# start of Extracted material
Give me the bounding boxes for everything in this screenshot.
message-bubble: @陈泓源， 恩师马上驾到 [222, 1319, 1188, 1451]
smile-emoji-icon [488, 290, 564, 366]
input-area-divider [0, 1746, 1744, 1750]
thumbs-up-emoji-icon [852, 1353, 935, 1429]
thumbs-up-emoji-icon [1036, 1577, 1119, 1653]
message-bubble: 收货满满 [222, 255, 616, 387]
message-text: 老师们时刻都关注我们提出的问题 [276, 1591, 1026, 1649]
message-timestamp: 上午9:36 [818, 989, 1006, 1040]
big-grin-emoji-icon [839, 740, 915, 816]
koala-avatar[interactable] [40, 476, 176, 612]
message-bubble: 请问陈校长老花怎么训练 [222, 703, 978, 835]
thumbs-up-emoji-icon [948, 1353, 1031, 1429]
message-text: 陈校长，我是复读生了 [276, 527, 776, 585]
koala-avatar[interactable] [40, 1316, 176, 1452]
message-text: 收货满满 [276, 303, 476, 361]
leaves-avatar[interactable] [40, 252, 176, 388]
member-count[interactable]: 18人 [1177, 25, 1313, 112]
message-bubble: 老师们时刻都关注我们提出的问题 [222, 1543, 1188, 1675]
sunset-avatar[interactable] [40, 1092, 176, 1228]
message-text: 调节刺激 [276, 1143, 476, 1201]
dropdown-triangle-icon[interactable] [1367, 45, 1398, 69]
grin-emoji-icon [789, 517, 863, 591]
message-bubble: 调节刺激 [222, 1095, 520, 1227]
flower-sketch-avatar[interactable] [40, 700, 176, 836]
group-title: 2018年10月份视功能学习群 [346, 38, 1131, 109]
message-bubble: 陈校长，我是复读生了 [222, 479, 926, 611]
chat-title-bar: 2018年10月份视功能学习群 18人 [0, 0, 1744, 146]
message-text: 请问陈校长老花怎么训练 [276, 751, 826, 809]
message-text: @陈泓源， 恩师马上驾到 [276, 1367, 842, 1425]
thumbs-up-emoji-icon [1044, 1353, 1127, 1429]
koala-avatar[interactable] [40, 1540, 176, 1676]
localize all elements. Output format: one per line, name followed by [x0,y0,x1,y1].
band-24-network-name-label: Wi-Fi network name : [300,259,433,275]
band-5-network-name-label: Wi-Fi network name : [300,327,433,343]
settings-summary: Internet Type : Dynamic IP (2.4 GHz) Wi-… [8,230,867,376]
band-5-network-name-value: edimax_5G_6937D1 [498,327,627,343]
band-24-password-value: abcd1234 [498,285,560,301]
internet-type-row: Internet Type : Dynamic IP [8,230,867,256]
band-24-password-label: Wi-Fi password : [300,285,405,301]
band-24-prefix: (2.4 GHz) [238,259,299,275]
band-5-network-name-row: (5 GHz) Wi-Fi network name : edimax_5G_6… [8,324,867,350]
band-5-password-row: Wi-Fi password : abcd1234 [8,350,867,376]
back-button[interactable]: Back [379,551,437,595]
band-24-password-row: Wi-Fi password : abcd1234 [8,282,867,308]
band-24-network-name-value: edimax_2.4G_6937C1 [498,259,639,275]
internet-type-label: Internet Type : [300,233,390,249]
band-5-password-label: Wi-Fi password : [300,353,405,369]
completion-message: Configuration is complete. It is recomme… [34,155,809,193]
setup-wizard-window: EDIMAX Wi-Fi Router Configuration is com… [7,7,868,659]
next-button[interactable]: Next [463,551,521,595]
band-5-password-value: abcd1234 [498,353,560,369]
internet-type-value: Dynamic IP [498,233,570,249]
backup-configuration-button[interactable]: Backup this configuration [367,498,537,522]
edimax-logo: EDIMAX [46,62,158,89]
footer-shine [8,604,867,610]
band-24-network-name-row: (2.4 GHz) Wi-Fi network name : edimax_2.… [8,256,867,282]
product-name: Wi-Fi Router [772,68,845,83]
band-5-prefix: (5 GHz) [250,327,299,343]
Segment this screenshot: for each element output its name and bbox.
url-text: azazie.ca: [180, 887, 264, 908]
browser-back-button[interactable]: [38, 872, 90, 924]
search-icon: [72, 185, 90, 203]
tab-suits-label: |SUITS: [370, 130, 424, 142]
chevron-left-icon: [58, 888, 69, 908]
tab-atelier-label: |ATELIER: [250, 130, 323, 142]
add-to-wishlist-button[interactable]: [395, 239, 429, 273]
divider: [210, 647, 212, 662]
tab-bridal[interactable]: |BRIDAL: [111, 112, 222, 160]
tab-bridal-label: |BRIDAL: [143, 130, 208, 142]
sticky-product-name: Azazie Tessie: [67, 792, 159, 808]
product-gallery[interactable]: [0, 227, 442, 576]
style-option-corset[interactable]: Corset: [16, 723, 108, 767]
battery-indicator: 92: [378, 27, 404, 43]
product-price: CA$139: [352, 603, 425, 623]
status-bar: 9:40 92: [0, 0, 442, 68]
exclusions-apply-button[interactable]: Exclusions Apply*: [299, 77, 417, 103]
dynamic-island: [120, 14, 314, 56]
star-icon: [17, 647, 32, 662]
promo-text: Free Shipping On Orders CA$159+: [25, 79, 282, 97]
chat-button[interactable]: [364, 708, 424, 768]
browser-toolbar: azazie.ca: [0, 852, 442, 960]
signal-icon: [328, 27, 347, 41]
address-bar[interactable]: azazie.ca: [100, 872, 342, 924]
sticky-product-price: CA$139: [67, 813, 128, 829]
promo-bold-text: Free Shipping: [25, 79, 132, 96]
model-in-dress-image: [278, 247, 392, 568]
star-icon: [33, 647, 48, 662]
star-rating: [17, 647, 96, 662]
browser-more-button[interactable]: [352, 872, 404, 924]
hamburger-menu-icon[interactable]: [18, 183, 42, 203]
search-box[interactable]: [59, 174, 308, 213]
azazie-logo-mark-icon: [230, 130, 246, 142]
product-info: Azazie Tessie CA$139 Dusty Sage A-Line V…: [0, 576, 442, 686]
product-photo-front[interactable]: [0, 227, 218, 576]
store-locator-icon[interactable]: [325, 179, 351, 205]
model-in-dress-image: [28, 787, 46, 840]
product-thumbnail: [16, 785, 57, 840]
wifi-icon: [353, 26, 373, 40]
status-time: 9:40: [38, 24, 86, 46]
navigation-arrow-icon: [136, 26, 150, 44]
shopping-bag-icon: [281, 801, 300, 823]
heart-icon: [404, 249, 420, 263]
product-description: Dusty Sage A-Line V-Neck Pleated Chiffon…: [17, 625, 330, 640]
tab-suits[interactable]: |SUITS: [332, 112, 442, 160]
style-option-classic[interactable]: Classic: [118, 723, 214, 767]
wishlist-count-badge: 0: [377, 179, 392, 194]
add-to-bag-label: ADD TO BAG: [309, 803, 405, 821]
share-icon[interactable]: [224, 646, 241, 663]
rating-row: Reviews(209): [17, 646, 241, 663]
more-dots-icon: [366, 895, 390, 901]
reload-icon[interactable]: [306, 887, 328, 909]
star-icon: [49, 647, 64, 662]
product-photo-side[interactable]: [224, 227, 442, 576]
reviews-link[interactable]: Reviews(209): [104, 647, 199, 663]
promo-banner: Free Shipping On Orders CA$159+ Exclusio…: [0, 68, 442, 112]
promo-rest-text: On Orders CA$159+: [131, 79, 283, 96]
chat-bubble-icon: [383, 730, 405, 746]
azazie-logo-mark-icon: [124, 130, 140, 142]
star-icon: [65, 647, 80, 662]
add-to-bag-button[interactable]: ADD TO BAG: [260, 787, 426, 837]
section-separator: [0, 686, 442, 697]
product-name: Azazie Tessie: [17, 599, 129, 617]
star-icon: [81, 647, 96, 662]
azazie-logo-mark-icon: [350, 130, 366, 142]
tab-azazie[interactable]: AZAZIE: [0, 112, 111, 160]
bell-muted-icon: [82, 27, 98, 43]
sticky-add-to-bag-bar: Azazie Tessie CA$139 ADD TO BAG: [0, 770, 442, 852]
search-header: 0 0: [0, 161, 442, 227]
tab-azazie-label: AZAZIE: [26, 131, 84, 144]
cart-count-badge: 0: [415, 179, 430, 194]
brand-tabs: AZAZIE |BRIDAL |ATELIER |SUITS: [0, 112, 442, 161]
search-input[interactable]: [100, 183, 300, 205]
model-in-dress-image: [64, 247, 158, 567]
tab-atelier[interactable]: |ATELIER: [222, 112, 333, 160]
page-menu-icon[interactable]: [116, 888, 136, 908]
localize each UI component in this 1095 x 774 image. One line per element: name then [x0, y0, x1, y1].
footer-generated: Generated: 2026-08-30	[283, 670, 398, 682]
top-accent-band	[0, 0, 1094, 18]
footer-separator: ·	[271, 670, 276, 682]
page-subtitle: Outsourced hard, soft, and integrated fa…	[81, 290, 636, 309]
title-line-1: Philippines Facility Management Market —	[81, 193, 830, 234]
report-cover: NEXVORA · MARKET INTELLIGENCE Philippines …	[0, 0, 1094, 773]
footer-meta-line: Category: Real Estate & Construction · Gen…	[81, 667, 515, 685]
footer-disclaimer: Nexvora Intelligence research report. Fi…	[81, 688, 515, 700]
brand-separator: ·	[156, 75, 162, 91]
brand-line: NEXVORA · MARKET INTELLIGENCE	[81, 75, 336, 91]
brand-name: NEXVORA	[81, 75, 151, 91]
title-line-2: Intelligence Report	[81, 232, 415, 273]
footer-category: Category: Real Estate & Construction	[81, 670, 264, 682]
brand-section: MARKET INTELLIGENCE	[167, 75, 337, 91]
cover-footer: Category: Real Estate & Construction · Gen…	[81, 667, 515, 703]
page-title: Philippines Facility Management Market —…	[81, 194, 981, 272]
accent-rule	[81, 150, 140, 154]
# end of Extracted material
Task to complete: Copy the entries from the beginning through the line containing "message-timestamp: 上午9:36 [818, 989, 1006, 1040]", replacing "message-bubble" with "chat-bubble" and leaving everything else unchanged.

Solution for this problem:
Give me the bounding boxes for everything in this screenshot.
chat-bubble: @陈泓源， 恩师马上驾到 [222, 1319, 1188, 1451]
smile-emoji-icon [488, 290, 564, 366]
input-area-divider [0, 1746, 1744, 1750]
thumbs-up-emoji-icon [852, 1353, 935, 1429]
thumbs-up-emoji-icon [1036, 1577, 1119, 1653]
chat-bubble: 收货满满 [222, 255, 616, 387]
message-text: 老师们时刻都关注我们提出的问题 [276, 1591, 1026, 1649]
message-timestamp: 上午9:36 [818, 989, 1006, 1040]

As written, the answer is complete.